TASK TO COMPLETE: Copy each line below in which the string "with" appears.

SOURCE DATA:
++++++

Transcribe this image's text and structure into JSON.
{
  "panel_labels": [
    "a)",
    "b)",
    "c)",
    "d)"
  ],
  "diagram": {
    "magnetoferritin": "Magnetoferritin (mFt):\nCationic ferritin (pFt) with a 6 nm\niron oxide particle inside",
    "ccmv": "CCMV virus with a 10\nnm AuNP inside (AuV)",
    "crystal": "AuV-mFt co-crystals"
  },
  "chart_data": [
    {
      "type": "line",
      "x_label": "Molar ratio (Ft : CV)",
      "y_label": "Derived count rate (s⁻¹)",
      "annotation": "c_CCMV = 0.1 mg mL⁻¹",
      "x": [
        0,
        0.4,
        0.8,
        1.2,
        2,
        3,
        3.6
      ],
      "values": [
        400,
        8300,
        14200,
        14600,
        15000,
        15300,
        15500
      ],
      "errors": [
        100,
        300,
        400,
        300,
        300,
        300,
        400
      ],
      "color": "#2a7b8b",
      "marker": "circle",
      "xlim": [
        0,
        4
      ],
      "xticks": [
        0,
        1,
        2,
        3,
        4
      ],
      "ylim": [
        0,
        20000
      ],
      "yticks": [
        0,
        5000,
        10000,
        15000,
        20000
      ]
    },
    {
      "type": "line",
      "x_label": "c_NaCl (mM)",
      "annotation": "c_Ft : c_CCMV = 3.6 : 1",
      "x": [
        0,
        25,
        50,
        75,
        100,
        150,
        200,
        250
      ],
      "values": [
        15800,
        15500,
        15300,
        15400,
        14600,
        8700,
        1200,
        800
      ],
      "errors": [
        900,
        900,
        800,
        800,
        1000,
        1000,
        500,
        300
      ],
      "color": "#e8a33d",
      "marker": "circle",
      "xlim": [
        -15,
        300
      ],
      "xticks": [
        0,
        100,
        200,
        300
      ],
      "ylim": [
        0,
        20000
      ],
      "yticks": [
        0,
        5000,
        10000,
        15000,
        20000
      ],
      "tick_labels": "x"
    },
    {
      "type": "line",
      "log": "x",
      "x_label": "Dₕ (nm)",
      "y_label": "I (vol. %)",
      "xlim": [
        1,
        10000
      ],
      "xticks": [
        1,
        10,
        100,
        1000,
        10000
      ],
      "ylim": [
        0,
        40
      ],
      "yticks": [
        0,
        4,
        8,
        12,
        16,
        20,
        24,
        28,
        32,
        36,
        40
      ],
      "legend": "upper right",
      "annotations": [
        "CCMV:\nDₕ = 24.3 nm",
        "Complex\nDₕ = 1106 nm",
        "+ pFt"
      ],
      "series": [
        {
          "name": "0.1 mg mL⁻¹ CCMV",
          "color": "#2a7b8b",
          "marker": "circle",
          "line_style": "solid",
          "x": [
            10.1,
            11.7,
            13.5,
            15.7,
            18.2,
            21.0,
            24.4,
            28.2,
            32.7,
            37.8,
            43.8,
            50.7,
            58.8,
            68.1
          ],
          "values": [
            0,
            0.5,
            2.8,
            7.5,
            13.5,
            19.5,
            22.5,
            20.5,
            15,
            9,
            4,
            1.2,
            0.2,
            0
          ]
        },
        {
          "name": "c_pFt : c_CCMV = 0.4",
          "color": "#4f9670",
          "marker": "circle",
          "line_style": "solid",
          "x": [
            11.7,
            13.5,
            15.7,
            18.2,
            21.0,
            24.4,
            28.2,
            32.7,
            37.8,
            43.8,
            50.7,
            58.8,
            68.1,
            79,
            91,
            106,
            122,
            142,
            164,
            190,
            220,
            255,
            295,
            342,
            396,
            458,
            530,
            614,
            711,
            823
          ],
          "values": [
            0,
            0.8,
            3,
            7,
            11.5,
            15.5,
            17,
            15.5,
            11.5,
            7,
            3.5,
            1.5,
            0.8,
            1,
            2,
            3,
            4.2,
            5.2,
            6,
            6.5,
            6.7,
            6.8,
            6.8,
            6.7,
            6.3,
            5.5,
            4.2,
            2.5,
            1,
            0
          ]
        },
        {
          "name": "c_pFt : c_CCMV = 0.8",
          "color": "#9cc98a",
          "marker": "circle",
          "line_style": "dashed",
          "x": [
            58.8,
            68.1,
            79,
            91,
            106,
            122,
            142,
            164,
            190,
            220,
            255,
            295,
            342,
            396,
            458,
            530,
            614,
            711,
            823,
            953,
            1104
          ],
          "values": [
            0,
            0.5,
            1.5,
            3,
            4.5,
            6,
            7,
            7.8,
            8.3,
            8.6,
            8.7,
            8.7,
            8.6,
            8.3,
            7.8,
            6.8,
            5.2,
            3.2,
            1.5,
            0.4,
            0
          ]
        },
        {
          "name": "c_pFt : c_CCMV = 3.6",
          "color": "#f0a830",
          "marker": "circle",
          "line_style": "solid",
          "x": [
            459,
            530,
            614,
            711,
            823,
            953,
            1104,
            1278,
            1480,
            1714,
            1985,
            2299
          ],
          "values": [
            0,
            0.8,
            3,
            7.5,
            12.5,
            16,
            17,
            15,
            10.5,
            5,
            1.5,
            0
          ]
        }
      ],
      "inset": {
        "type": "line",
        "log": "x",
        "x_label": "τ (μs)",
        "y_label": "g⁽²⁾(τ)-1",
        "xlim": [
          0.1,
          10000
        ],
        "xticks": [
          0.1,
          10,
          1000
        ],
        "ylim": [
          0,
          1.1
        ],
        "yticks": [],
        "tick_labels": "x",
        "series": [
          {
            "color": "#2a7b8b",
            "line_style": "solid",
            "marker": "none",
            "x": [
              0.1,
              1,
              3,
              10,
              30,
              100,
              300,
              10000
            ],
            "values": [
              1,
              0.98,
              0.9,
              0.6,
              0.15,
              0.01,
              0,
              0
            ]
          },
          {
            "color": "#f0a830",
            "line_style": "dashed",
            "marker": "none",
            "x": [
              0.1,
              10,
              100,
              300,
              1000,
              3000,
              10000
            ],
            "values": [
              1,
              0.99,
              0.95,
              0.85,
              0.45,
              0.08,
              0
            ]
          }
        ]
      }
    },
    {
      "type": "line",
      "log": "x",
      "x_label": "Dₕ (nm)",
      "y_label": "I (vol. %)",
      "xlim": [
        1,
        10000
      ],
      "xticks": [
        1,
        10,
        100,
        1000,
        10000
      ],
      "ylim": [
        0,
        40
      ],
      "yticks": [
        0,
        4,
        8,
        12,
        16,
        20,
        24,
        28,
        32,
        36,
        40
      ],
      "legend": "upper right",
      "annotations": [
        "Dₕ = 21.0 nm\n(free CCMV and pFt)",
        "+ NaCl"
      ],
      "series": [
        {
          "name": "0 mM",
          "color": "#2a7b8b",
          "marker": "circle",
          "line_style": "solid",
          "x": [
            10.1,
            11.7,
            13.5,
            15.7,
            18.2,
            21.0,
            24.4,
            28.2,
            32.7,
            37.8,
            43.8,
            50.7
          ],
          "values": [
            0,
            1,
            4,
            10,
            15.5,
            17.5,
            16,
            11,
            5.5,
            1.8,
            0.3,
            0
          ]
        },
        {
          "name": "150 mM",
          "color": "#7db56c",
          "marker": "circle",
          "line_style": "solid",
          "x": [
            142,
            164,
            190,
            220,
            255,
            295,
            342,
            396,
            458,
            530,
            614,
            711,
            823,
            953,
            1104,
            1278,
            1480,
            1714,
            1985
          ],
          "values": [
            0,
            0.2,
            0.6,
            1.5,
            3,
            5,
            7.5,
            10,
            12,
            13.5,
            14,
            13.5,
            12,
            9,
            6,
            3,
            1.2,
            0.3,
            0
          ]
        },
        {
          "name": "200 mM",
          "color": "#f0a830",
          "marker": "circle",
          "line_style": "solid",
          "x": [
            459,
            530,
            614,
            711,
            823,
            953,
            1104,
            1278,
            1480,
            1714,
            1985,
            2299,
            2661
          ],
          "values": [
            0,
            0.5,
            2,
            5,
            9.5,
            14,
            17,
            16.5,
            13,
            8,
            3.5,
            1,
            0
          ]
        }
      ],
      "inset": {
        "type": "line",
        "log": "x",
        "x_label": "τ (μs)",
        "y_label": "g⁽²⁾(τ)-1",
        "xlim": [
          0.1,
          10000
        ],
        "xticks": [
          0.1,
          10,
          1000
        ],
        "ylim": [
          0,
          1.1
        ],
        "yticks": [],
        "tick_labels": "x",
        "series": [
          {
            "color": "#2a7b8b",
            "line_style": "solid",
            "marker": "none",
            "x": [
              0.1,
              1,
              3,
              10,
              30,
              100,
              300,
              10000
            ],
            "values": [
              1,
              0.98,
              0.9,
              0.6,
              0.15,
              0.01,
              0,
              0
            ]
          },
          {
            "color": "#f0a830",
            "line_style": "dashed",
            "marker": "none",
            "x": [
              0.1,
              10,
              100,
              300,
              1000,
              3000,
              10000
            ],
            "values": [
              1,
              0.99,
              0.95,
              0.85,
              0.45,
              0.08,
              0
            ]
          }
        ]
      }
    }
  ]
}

++++++

SOLUTION:
    "magnetoferritin": "Magnetoferritin (mFt):\nCationic ferritin (pFt) with a 6 nm\niron oxide particle inside",
    "ccmv": "CCMV virus with a 10\nnm AuNP inside (AuV)",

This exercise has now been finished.